**Task to complete**
Copy the full set of lines exactly as given.

[start Records to process]

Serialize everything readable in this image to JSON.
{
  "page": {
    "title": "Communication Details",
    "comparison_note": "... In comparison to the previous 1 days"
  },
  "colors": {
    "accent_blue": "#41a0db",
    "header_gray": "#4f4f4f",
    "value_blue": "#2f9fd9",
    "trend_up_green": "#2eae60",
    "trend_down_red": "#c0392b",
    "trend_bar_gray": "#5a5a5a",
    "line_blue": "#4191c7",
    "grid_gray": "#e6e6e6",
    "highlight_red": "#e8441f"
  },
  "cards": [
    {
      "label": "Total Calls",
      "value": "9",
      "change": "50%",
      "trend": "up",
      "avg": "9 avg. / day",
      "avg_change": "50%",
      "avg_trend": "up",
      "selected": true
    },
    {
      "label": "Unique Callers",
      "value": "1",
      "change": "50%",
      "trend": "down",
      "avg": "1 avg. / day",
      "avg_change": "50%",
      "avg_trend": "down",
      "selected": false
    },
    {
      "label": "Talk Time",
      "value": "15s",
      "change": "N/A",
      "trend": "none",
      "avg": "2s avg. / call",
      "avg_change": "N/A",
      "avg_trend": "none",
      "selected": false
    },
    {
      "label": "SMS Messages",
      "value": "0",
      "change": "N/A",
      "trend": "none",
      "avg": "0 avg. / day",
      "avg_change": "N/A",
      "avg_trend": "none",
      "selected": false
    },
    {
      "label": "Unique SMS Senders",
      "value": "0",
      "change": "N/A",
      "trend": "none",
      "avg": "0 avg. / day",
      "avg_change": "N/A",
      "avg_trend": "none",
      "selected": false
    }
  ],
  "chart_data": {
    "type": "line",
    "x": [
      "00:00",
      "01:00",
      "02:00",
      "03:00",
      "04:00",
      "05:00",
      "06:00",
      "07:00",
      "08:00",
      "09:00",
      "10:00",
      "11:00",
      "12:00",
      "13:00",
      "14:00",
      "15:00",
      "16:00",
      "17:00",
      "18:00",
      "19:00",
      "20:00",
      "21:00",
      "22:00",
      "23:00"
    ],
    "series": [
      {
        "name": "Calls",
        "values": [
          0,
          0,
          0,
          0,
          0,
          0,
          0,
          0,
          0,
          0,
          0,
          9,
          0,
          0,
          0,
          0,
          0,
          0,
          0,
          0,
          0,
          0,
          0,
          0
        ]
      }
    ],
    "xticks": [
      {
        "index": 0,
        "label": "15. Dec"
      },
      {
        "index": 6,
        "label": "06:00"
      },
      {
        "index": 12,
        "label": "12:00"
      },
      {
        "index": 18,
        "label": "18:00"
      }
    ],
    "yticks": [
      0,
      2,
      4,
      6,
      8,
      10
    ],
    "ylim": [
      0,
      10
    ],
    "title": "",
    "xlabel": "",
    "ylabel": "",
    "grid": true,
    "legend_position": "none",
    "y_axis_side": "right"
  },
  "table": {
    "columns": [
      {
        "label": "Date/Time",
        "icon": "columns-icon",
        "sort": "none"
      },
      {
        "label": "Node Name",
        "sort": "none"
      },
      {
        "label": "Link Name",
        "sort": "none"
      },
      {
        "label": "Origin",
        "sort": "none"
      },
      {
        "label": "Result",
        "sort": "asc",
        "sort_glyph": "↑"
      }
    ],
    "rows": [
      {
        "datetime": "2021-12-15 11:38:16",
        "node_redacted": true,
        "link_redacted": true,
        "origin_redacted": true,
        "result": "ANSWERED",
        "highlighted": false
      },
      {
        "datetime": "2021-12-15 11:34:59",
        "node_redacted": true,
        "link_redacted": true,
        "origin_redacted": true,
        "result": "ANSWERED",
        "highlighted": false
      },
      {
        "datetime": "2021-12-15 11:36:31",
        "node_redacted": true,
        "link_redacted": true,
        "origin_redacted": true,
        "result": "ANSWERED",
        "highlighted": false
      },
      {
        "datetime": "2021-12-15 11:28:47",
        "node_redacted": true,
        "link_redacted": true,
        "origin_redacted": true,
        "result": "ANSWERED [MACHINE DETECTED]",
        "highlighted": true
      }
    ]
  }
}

[end Records to process]

**Expected answer**
Serialize everything readable in this image to JSON.
{
  "page": {
    "title": "Communication Details",
    "comparison_note": "... In comparison to the previous 1 days"
  },
  "colors": {
    "accent_blue": "#41a0db",
    "header_gray": "#4f4f4f",
    "value_blue": "#2f9fd9",
    "trend_up_green": "#2eae60",
    "trend_down_red": "#c0392b",
    "trend_bar_gray": "#5a5a5a",
    "line_blue": "#4191c7",
    "grid_gray": "#e6e6e6",
    "highlight_red": "#e8441f"
  },
  "cards": [
    {
      "label": "Total Calls",
      "value": "9",
      "change": "50%",
      "trend": "up",
      "avg": "9 avg. / day",
      "avg_change": "50%",
      "avg_trend": "up",
      "selected": true
    },
    {
      "label": "Unique Callers",
      "value": "1",
      "change": "50%",
      "trend": "down",
      "avg": "1 avg. / day",
      "avg_change": "50%",
      "avg_trend": "down",
      "selected": false
    },
    {
      "label": "Talk Time",
      "value": "15s",
      "change": "N/A",
      "trend": "none",
      "avg": "2s avg. / call",
      "avg_change": "N/A",
      "avg_trend": "none",
      "selected": false
    },
    {
      "label": "SMS Messages",
      "value": "0",
      "change": "N/A",
      "trend": "none",
      "avg": "0 avg. / day",
      "avg_change": "N/A",
      "avg_trend": "none",
      "selected": false
    },
    {
      "label": "Unique SMS Senders",
      "value": "0",
      "change": "N/A",
      "trend": "none",
      "avg": "0 avg. / day",
      "avg_change": "N/A",
      "avg_trend": "none",
      "selected": false
    }
  ],
  "chart_data": {
    "type": "line",
    "x": [
      "00:00",
      "01:00",
      "02:00",
      "03:00",
      "04:00",
      "05:00",
      "06:00",
      "07:00",
      "08:00",
      "09:00",
      "10:00",
      "11:00",
      "12:00",
      "13:00",
      "14:00",
      "15:00",
      "16:00",
      "17:00",
      "18:00",
      "19:00",
      "20:00",
      "21:00",
      "22:00",
      "23:00"
    ],
    "series": [
      {
        "name": "Calls",
        "values": [
          0,
          0,
          0,
          0,
          0,
          0,
          0,
          0,
          0,
          0,
          0,
          9,
          0,
          0,
          0,
          0,
          0,
          0,
          0,
          0,
          0,
          0,
          0,
          0
        ]
      }
    ],
    "xticks": [
      {
        "index": 0,
        "label": "15. Dec"
      },
      {
        "index": 6,
        "label": "06:00"
      },
      {
        "index": 12,
        "label": "12:00"
      },
      {
        "index": 18,
        "label": "18:00"
      }
    ],
    "yticks": [
      0,
      2,
      4,
      6,
      8,
      10
    ],
    "ylim": [
      0,
      10
    ],
    "title": "",
    "xlabel": "",
    "ylabel": "",
    "grid": true,
    "legend_position": "none",
    "y_axis_side": "right"
  },
  "table": {
    "columns": [
      {
        "label": "Date/Time",
        "icon": "columns-icon",
        "sort": "none"
      },
      {
        "label": "Node Name",
        "sort": "none"
      },
      {
        "label": "Link Name",
        "sort": "none"
      },
      {
        "label": "Origin",
        "sort": "none"
      },
      {
        "label": "Result",
        "sort": "asc",
        "sort_glyph": "↑"
      }
    ],
    "rows": [
      {
        "datetime": "2021-12-15 11:38:16",
        "node_redacted": true,
        "link_redacted": true,
        "origin_redacted": true,
        "result": "ANSWERED",
        "highlighted": false
      },
      {
        "datetime": "2021-12-15 11:34:59",
        "node_redacted": true,
        "link_redacted": true,
        "origin_redacted": true,
        "result": "ANSWERED",
        "highlighted": false
      },
      {
        "datetime": "2021-12-15 11:36:31",
        "node_redacted": true,
        "link_redacted": true,
        "origin_redacted": true,
        "result": "ANSWERED",
        "highlighted": false
      },
      {
        "datetime": "2021-12-15 11:28:47",
        "node_redacted": true,
        "link_redacted": true,
        "origin_redacted": true,
        "result": "ANSWERED [MACHINE DETECTED]",
        "highlighted": true
      }
    ]
  }
}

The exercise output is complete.